:: What the exercise asks ::
All lines in which the word "atlas" occurs are to be extracted.

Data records
──────────────────────────────

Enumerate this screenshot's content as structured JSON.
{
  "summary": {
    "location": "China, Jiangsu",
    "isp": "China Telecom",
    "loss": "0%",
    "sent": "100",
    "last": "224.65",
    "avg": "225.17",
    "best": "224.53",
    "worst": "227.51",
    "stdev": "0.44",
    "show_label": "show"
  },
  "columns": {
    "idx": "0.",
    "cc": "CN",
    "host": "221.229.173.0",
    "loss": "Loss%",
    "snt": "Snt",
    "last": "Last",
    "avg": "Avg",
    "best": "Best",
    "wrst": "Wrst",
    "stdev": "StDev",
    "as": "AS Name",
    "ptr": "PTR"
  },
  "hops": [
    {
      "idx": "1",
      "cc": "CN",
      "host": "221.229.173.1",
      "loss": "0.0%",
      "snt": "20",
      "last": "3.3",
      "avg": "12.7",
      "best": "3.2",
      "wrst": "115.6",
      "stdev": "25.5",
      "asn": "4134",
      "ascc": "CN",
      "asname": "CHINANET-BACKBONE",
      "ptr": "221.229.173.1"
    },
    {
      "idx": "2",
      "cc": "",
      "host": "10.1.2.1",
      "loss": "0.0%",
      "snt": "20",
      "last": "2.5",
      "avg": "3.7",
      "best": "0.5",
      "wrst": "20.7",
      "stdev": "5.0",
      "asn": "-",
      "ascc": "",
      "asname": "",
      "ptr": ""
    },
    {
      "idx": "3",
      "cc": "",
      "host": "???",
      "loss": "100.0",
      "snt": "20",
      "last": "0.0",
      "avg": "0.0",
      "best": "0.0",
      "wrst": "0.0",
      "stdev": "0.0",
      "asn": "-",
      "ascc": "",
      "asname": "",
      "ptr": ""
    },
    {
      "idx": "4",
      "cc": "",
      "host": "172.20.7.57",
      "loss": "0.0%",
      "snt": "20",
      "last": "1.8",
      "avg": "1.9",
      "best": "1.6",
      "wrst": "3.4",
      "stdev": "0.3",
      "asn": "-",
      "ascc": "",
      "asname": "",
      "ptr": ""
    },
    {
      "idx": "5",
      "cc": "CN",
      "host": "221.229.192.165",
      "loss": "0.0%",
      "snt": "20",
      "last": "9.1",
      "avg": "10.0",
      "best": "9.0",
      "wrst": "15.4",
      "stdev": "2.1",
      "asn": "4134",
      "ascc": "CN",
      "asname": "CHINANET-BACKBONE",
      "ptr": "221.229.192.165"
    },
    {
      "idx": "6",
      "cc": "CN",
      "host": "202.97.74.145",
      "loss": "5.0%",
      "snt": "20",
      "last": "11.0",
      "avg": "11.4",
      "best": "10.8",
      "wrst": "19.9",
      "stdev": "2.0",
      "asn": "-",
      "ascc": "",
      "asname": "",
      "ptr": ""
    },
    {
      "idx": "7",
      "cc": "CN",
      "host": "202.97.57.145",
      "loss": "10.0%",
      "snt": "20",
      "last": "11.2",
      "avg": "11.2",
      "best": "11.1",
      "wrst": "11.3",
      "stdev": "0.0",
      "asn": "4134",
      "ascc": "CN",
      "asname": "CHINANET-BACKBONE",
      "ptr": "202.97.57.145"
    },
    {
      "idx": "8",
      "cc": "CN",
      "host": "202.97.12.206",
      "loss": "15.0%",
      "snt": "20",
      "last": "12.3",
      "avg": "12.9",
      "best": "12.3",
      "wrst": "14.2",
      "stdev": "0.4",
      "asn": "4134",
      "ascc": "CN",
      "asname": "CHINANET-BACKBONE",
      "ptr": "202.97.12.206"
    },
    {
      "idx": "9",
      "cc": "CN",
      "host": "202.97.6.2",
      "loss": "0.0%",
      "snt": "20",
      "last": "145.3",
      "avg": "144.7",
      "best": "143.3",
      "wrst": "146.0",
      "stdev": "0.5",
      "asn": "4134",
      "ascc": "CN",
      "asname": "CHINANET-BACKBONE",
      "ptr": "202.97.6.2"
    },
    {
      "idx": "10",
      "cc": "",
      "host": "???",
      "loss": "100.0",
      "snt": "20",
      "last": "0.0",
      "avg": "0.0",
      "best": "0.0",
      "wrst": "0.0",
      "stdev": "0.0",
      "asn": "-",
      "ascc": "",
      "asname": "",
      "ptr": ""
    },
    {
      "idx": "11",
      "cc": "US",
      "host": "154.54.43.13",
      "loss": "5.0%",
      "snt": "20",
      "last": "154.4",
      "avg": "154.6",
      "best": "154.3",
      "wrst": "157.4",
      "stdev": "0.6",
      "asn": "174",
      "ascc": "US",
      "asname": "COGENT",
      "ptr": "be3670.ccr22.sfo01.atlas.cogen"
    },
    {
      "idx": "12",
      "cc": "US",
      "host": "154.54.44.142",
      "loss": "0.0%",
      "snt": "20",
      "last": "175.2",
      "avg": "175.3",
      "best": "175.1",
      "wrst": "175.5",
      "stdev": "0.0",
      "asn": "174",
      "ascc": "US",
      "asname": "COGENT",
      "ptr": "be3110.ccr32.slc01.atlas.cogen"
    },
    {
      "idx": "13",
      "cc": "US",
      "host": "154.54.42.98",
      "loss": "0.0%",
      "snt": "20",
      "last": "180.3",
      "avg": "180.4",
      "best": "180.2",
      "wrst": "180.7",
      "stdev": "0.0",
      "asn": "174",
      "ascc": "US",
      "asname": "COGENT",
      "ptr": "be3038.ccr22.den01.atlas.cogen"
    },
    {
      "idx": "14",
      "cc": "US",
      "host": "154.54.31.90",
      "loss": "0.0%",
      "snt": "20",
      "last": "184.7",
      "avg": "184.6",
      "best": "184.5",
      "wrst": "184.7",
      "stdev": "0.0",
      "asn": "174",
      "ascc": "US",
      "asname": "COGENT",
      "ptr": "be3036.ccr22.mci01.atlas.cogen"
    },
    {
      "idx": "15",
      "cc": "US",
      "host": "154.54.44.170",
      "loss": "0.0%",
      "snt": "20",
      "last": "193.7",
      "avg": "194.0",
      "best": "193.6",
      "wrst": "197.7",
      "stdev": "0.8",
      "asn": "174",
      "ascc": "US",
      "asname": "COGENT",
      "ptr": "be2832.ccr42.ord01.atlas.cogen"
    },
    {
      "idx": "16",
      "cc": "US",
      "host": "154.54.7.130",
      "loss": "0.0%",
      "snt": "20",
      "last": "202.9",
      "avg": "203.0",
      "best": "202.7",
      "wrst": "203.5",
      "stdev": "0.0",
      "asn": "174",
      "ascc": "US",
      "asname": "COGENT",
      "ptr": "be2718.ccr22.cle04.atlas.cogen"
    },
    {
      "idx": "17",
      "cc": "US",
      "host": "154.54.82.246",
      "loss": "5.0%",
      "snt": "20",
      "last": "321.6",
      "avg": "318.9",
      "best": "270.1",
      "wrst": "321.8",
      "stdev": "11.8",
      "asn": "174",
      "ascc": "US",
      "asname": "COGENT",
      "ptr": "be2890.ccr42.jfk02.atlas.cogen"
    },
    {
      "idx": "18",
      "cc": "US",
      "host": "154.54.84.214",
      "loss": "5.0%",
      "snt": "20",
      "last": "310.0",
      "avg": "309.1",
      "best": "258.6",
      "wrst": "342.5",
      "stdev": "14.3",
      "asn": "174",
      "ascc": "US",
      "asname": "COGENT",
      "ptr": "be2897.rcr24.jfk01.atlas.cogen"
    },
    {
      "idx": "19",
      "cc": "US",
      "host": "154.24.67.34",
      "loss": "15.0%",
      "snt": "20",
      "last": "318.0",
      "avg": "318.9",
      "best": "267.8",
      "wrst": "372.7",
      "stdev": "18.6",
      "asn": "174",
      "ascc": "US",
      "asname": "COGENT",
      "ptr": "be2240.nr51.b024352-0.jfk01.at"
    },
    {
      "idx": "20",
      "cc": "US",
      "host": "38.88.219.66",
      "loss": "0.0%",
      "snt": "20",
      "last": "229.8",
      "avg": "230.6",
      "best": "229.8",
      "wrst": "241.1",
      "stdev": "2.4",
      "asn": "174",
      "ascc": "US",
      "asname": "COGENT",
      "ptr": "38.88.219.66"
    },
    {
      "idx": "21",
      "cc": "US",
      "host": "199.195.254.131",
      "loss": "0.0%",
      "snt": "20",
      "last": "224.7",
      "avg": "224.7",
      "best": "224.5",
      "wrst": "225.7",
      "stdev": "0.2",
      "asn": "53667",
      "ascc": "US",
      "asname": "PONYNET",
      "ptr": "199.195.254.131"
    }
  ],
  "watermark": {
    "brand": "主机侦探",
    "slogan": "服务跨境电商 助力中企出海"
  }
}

──────────────────────────────

:: Completed exercise ::
      "ptr": "be3670.ccr22.sfo01.atlas.cogen"
      "ptr": "be3110.ccr32.slc01.atlas.cogen"
      "ptr": "be3038.ccr22.den01.atlas.cogen"
      "ptr": "be3036.ccr22.mci01.atlas.cogen"
      "ptr": "be2832.ccr42.ord01.atlas.cogen"
      "ptr": "be2718.ccr22.cle04.atlas.cogen"
      "ptr": "be2890.ccr42.jfk02.atlas.cogen"
      "ptr": "be2897.rcr24.jfk01.atlas.cogen"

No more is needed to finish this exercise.